*Short task*. Restate each of the lines given below, word for word.

=== Records ===

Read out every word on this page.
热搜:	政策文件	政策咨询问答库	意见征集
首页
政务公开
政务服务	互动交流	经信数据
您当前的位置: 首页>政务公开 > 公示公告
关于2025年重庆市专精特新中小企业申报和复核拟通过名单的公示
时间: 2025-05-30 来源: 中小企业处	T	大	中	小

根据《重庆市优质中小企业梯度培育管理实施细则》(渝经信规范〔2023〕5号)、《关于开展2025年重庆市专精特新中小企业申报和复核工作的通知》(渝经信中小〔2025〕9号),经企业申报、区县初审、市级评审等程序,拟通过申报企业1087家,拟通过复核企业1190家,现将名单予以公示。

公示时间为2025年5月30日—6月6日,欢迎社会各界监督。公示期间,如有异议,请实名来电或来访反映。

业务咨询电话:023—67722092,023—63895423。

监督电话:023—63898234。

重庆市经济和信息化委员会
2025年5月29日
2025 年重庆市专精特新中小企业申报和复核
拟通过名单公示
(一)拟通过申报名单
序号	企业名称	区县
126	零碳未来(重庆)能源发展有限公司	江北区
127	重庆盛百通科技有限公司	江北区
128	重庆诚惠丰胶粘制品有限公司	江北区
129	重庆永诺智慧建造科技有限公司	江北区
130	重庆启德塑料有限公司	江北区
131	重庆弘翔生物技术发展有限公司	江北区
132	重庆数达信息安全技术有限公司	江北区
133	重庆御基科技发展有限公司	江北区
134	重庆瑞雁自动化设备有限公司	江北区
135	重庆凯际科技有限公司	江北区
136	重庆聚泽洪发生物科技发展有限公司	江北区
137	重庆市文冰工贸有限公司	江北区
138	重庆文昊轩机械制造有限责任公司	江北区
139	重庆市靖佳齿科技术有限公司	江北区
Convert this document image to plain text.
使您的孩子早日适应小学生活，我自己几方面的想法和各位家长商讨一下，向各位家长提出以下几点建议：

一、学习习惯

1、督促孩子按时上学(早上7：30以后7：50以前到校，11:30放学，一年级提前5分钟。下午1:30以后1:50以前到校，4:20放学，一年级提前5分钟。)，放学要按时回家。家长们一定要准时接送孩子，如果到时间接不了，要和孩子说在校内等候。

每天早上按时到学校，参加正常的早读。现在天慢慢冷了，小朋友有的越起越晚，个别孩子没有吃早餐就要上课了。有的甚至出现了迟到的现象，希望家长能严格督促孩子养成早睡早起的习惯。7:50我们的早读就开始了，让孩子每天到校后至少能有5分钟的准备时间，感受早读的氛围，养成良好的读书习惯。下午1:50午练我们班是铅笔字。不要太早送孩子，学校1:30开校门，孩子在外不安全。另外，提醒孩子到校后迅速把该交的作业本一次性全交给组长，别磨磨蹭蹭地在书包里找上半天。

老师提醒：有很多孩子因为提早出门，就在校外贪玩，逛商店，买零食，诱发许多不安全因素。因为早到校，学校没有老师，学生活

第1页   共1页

===

*Right answer*.
Read out every word on this page.
热搜:	政策文件	政策咨询问答库	意见征集
首页
政务公开
政务服务	互动交流	经信数据
您当前的位置: 首页>政务公开 > 公示公告
关于2025年重庆市专精特新中小企业申报和复核拟通过名单的公示
时间: 2025-05-30 来源: 中小企业处	T	大	中	小

根据《重庆市优质中小企业梯度培育管理实施细则》(渝经信规范〔2023〕5号)、《关于开展2025年重庆市专精特新中小企业申报和复核工作的通知》(渝经信中小〔2025〕9号),经企业申报、区县初审、市级评审等程序,拟通过申报企业1087家,拟通过复核企业1190家,现将名单予以公示。

公示时间为2025年5月30日—6月6日,欢迎社会各界监督。公示期间,如有异议,请实名来电或来访反映。

业务咨询电话:023—67722092,023—63895423。

监督电话:023—63898234。

重庆市经济和信息化委员会
2025年5月29日
2025 年重庆市专精特新中小企业申报和复核
拟通过名单公示
(一)拟通过申报名单
序号	企业名称	区县
126	零碳未来(重庆)能源发展有限公司	江北区
127	重庆盛百通科技有限公司	江北区
128	重庆诚惠丰胶粘制品有限公司	江北区
129	重庆永诺智慧建造科技有限公司	江北区
130	重庆启德塑料有限公司	江北区
131	重庆弘翔生物技术发展有限公司	江北区
132	重庆数达信息安全技术有限公司	江北区
133	重庆御基科技发展有限公司	江北区
134	重庆瑞雁自动化设备有限公司	江北区
135	重庆凯际科技有限公司	江北区
136	重庆聚泽洪发生物科技发展有限公司	江北区
137	重庆市文冰工贸有限公司	江北区
138	重庆文昊轩机械制造有限责任公司	江北区
139	重庆市靖佳齿科技术有限公司	江北区
Convert this document image to plain text.
使您的孩子早日适应小学生活，我自己几方面的想法和各位家长商讨一下，向各位家长提出以下几点建议：

一、学习习惯

1、督促孩子按时上学(早上7：30以后7：50以前到校，11:30放学，一年级提前5分钟。下午1:30以后1:50以前到校，4:20放学，一年级提前5分钟。)，放学要按时回家。家长们一定要准时接送孩子，如果到时间接不了，要和孩子说在校内等候。

每天早上按时到学校，参加正常的早读。现在天慢慢冷了，小朋友有的越起越晚，个别孩子没有吃早餐就要上课了。有的甚至出现了迟到的现象，希望家长能严格督促孩子养成早睡早起的习惯。7:50我们的早读就开始了，让孩子每天到校后至少能有5分钟的准备时间，感受早读的氛围，养成良好的读书习惯。下午1:50午练我们班是铅笔字。不要太早送孩子，学校1:30开校门，孩子在外不安全。另外，提醒孩子到校后迅速把该交的作业本一次性全交给组长，别磨磨蹭蹭地在书包里找上半天。

老师提醒：有很多孩子因为提早出门，就在校外贪玩，逛商店，买零食，诱发许多不安全因素。因为早到校，学校没有老师，学生活

第1页   共1页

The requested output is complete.